What this exercise asks:
• a. List every percentage figure that appears in the report on health-worker vaccination in Pakistan, in the order in which they occur.
• b. Print the passage of the report on health-worker vaccination in Pakistan starting at "Pakistan had distributed" and ending at "minister Faisal Sultan.".

Extracted text:
□ □ □ □

By Umar Farooq
ISLAMABAD (Reuters) - Just over a half of Pakistan's health workers have received a COVID-19 shot since inoculations began last month, while a poll released on Friday suggested nearly half had concerns over China's Sinopharm, the only vaccine available so far.
Pakistan had distributed 504,400 Sinopharm vaccine doses to provincial authorities by Feb. 20, and 230,000 frontline health workers had received a shot by Friday, according to health minister Faisal Sultan.
In January, Sultan said 400,000 health workers had been registered to get the vaccine.
A poll of 555 medical workers conducted by Gallup Pakistan and a national physicians' association between Feb. 12 and Feb. 20 said 59% of health workers had not yet been offered a shot.
Sinopharm is one of four vaccines approved for use by Pakistan for health workers and is currently the only vaccine available in the country of 220 million.
Some 81% of health workers said they were willing to be vaccinated, but 46% said they would prefer Pfizer or AstraZeneca over the Sinopharm shot. Some 58% said a vaccine developed so quickly could not be guaranteed to be safe.

□ □ □ □

Entries supplied:
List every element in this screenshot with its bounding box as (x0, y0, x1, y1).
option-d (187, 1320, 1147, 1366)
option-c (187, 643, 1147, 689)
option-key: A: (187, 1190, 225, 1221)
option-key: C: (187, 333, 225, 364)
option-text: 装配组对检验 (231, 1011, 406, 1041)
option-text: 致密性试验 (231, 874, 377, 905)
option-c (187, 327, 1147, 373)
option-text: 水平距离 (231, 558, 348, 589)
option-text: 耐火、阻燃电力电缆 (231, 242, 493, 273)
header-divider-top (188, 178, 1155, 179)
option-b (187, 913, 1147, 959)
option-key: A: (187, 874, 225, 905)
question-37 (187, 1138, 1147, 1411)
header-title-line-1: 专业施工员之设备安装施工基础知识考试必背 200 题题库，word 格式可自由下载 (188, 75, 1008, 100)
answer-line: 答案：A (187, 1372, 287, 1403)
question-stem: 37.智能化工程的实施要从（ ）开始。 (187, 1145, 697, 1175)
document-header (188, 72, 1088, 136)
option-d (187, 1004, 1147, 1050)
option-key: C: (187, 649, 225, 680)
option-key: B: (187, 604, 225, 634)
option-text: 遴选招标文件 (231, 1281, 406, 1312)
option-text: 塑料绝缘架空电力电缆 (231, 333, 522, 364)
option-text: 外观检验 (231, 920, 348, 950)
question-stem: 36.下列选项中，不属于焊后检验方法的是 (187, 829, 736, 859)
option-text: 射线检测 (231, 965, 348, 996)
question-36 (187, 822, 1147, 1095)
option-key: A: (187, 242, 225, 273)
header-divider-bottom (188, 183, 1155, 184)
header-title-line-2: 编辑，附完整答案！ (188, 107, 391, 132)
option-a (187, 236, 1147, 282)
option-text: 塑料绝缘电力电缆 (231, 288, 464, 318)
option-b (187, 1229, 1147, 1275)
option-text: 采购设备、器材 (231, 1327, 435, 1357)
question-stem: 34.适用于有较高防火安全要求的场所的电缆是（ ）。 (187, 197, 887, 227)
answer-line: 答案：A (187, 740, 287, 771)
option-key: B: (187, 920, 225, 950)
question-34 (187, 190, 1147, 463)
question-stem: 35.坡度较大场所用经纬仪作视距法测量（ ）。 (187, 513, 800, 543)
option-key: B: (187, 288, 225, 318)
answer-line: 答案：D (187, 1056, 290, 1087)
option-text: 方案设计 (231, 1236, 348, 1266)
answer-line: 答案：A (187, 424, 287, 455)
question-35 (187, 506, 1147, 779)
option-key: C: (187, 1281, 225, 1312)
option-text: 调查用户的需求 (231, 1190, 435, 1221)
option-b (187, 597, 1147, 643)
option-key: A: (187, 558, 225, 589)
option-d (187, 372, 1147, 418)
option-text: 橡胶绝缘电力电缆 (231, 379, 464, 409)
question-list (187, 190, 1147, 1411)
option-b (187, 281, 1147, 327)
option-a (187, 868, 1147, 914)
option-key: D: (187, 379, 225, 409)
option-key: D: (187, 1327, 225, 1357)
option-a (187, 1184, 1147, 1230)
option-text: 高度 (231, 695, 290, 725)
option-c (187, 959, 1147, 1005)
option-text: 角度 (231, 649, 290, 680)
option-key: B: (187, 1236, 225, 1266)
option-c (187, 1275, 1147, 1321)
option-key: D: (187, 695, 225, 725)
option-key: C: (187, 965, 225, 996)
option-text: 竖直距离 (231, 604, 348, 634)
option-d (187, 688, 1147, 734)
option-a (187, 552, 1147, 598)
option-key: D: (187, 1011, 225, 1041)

□ □ □ □

Solutions to each task:
• a. 59%, 81%, 46%, 58%

• b.
Pakistan had distributed 504,400 Sinopharm vaccine doses to provincial authorities by Feb. 20, and 230,000 frontline health workers had received a shot by Friday, according to health minister Faisal Sultan.